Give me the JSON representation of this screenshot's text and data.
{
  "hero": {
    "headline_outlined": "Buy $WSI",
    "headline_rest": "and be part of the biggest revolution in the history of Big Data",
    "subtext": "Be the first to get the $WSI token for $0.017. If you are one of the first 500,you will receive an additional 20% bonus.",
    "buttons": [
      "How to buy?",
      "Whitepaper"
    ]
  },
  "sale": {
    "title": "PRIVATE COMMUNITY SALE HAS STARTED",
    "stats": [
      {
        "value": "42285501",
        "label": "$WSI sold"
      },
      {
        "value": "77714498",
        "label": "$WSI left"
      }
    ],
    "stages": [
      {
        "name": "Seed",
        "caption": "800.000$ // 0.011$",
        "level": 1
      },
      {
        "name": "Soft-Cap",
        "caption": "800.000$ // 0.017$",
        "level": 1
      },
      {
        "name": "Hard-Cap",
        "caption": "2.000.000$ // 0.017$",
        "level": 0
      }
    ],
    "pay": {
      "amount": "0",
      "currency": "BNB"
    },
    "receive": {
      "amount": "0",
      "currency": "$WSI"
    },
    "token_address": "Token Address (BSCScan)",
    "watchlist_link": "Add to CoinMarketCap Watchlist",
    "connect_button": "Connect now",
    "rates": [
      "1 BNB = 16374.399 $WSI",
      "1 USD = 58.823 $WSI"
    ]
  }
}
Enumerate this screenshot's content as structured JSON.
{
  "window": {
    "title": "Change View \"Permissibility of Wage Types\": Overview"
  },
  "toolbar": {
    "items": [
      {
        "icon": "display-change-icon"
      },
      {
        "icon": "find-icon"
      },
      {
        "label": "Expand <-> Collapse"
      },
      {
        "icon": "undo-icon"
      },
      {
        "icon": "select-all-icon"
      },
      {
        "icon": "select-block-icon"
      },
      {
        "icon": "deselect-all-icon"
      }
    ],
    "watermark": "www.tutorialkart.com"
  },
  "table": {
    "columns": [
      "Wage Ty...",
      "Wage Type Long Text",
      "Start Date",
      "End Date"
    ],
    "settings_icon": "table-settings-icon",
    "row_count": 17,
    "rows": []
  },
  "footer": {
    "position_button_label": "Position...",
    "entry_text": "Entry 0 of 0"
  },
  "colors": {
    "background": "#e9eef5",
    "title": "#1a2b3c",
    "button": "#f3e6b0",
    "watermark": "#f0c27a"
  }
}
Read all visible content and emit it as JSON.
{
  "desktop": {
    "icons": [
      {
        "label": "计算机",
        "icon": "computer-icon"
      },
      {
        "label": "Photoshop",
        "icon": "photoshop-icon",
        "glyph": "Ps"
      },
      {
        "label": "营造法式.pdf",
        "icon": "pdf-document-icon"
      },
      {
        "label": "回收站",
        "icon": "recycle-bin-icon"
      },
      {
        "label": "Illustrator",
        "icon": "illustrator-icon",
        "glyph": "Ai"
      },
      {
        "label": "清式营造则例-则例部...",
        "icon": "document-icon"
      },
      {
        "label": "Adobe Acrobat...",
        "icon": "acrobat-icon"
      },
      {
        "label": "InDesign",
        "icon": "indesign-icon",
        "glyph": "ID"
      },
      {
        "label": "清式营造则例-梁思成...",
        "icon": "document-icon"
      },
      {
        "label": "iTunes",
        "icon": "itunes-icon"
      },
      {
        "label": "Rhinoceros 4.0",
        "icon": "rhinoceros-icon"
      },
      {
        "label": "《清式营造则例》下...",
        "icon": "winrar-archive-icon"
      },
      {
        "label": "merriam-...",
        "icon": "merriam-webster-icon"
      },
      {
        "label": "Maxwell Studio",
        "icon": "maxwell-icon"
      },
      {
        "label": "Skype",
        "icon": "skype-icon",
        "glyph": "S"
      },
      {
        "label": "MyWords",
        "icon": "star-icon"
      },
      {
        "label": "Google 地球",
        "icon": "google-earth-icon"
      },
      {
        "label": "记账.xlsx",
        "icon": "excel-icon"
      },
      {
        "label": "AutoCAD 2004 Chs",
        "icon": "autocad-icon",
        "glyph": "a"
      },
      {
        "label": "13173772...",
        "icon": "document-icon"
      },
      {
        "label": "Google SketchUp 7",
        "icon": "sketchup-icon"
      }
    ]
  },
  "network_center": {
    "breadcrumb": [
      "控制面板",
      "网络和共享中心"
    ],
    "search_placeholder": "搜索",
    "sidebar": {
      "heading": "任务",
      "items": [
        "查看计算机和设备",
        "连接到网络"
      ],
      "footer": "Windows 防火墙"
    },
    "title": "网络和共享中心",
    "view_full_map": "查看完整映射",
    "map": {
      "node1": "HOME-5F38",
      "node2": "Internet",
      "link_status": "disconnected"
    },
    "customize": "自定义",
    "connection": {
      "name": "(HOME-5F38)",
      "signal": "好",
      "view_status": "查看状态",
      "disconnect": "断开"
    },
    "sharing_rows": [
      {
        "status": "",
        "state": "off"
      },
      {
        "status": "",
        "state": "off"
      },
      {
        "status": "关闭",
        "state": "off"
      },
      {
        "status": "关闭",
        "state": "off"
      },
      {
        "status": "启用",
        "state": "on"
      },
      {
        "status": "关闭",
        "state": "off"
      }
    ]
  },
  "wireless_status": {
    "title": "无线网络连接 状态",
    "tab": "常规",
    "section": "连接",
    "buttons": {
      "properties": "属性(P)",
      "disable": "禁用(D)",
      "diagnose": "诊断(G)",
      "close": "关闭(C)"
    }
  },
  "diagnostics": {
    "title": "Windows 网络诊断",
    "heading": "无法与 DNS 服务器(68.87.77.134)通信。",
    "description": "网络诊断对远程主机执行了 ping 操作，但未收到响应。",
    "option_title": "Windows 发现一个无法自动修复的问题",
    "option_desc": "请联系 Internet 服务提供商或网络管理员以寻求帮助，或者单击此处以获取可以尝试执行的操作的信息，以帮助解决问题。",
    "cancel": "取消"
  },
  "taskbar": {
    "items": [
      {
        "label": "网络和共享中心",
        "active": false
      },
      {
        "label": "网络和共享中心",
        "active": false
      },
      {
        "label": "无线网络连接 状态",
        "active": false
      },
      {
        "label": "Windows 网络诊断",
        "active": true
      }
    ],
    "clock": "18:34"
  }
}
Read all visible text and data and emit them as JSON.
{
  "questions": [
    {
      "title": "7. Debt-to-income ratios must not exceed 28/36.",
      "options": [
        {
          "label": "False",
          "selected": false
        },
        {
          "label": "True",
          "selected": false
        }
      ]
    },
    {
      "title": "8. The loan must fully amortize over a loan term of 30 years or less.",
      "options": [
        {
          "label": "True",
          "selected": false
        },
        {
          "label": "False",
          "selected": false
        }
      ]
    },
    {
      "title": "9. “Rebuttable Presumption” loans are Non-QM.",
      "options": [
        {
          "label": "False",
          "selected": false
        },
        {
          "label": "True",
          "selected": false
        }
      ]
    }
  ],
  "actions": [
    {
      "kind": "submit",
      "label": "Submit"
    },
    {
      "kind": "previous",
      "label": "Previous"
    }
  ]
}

Task statement: Retype all of the data shown above, word for word.

Complete output:
Give me the JSON representation of this screenshot's text and data.
{
  "hero": {
    "headline_outlined": "Buy $WSI",
    "headline_rest": "and be part of the biggest revolution in the history of Big Data",
    "subtext": "Be the first to get the $WSI token for $0.017. If you are one of the first 500,you will receive an additional 20% bonus.",
    "buttons": [
      "How to buy?",
      "Whitepaper"
    ]
  },
  "sale": {
    "title": "PRIVATE COMMUNITY SALE HAS STARTED",
    "stats": [
      {
        "value": "42285501",
        "label": "$WSI sold"
      },
      {
        "value": "77714498",
        "label": "$WSI left"
      }
    ],
    "stages": [
      {
        "name": "Seed",
        "caption": "800.000$ // 0.011$",
        "level": 1
      },
      {
        "name": "Soft-Cap",
        "caption": "800.000$ // 0.017$",
        "level": 1
      },
      {
        "name": "Hard-Cap",
        "caption": "2.000.000$ // 0.017$",
        "level": 0
      }
    ],
    "pay": {
      "amount": "0",
      "currency": "BNB"
    },
    "receive": {
      "amount": "0",
      "currency": "$WSI"
    },
    "token_address": "Token Address (BSCScan)",
    "watchlist_link": "Add to CoinMarketCap Watchlist",
    "connect_button": "Connect now",
    "rates": [
      "1 BNB = 16374.399 $WSI",
      "1 USD = 58.823 $WSI"
    ]
  }
}
Enumerate this screenshot's content as structured JSON.
{
  "window": {
    "title": "Change View \"Permissibility of Wage Types\": Overview"
  },
  "toolbar": {
    "items": [
      {
        "icon": "display-change-icon"
      },
      {
        "icon": "find-icon"
      },
      {
        "label": "Expand <-> Collapse"
      },
      {
        "icon": "undo-icon"
      },
      {
        "icon": "select-all-icon"
      },
      {
        "icon": "select-block-icon"
      },
      {
        "icon": "deselect-all-icon"
      }
    ],
    "watermark": "www.tutorialkart.com"
  },
  "table": {
    "columns": [
      "Wage Ty...",
      "Wage Type Long Text",
      "Start Date",
      "End Date"
    ],
    "settings_icon": "table-settings-icon",
    "row_count": 17,
    "rows": []
  },
  "footer": {
    "position_button_label": "Position...",
    "entry_text": "Entry 0 of 0"
  },
  "colors": {
    "background": "#e9eef5",
    "title": "#1a2b3c",
    "button": "#f3e6b0",
    "watermark": "#f0c27a"
  }
}
Read all visible content and emit it as JSON.
{
  "desktop": {
    "icons": [
      {
        "label": "计算机",
        "icon": "computer-icon"
      },
      {
        "label": "Photoshop",
        "icon": "photoshop-icon",
        "glyph": "Ps"
      },
      {
        "label": "营造法式.pdf",
        "icon": "pdf-document-icon"
      },
      {
        "label": "回收站",
        "icon": "recycle-bin-icon"
      },
      {
        "label": "Illustrator",
        "icon": "illustrator-icon",
        "glyph": "Ai"
      },
      {
        "label": "清式营造则例-则例部...",
        "icon": "document-icon"
      },
      {
        "label": "Adobe Acrobat...",
        "icon": "acrobat-icon"
      },
      {
        "label": "InDesign",
        "icon": "indesign-icon",
        "glyph": "ID"
      },
      {
        "label": "清式营造则例-梁思成...",
        "icon": "document-icon"
      },
      {
        "label": "iTunes",
        "icon": "itunes-icon"
      },
      {
        "label": "Rhinoceros 4.0",
        "icon": "rhinoceros-icon"
      },
      {
        "label": "《清式营造则例》下...",
        "icon": "winrar-archive-icon"
      },
      {
        "label": "merriam-...",
        "icon": "merriam-webster-icon"
      },
      {
        "label": "Maxwell Studio",
        "icon": "maxwell-icon"
      },
      {
        "label": "Skype",
        "icon": "skype-icon",
        "glyph": "S"
      },
      {
        "label": "MyWords",
        "icon": "star-icon"
      },
      {
        "label": "Google 地球",
        "icon": "google-earth-icon"
      },
      {
        "label": "记账.xlsx",
        "icon": "excel-icon"
      },
      {
        "label": "AutoCAD 2004 Chs",
        "icon": "autocad-icon",
        "glyph": "a"
      },
      {
        "label": "13173772...",
        "icon": "document-icon"
      },
      {
        "label": "Google SketchUp 7",
        "icon": "sketchup-icon"
      }
    ]
  },
  "network_center": {
    "breadcrumb": [
      "控制面板",
      "网络和共享中心"
    ],
    "search_placeholder": "搜索",
    "sidebar": {
      "heading": "任务",
      "items": [
        "查看计算机和设备",
        "连接到网络"
      ],
      "footer": "Windows 防火墙"
    },
    "title": "网络和共享中心",
    "view_full_map": "查看完整映射",
    "map": {
      "node1": "HOME-5F38",
      "node2": "Internet",
      "link_status": "disconnected"
    },
    "customize": "自定义",
    "connection": {
      "name": "(HOME-5F38)",
      "signal": "好",
      "view_status": "查看状态",
      "disconnect": "断开"
    },
    "sharing_rows": [
      {
        "status": "",
        "state": "off"
      },
      {
        "status": "",
        "state": "off"
      },
      {
        "status": "关闭",
        "state": "off"
      },
      {
        "status": "关闭",
        "state": "off"
      },
      {
        "status": "启用",
        "state": "on"
      },
      {
        "status": "关闭",
        "state": "off"
      }
    ]
  },
  "wireless_status": {
    "title": "无线网络连接 状态",
    "tab": "常规",
    "section": "连接",
    "buttons": {
      "properties": "属性(P)",
      "disable": "禁用(D)",
      "diagnose": "诊断(G)",
      "close": "关闭(C)"
    }
  },
  "diagnostics": {
    "title": "Windows 网络诊断",
    "heading": "无法与 DNS 服务器(68.87.77.134)通信。",
    "description": "网络诊断对远程主机执行了 ping 操作，但未收到响应。",
    "option_title": "Windows 发现一个无法自动修复的问题",
    "option_desc": "请联系 Internet 服务提供商或网络管理员以寻求帮助，或者单击此处以获取可以尝试执行的操作的信息，以帮助解决问题。",
    "cancel": "取消"
  },
  "taskbar": {
    "items": [
      {
        "label": "网络和共享中心",
        "active": false
      },
      {
        "label": "网络和共享中心",
        "active": false
      },
      {
        "label": "无线网络连接 状态",
        "active": false
      },
      {
        "label": "Windows 网络诊断",
        "active": true
      }
    ],
    "clock": "18:34"
  }
}
Read all visible text and data and emit them as JSON.
{
  "questions": [
    {
      "title": "7. Debt-to-income ratios must not exceed 28/36.",
      "options": [
        {
          "label": "False",
          "selected": false
        },
        {
          "label": "True",
          "selected": false
        }
      ]
    },
    {
      "title": "8. The loan must fully amortize over a loan term of 30 years or less.",
      "options": [
        {
          "label": "True",
          "selected": false
        },
        {
          "label": "False",
          "selected": false
        }
      ]
    },
    {
      "title": "9. “Rebuttable Presumption” loans are Non-QM.",
      "options": [
        {
          "label": "False",
          "selected": false
        },
        {
          "label": "True",
          "selected": false
        }
      ]
    }
  ],
  "actions": [
    {
      "kind": "submit",
      "label": "Submit"
    },
    {
      "kind": "previous",
      "label": "Previous"
    }
  ]
}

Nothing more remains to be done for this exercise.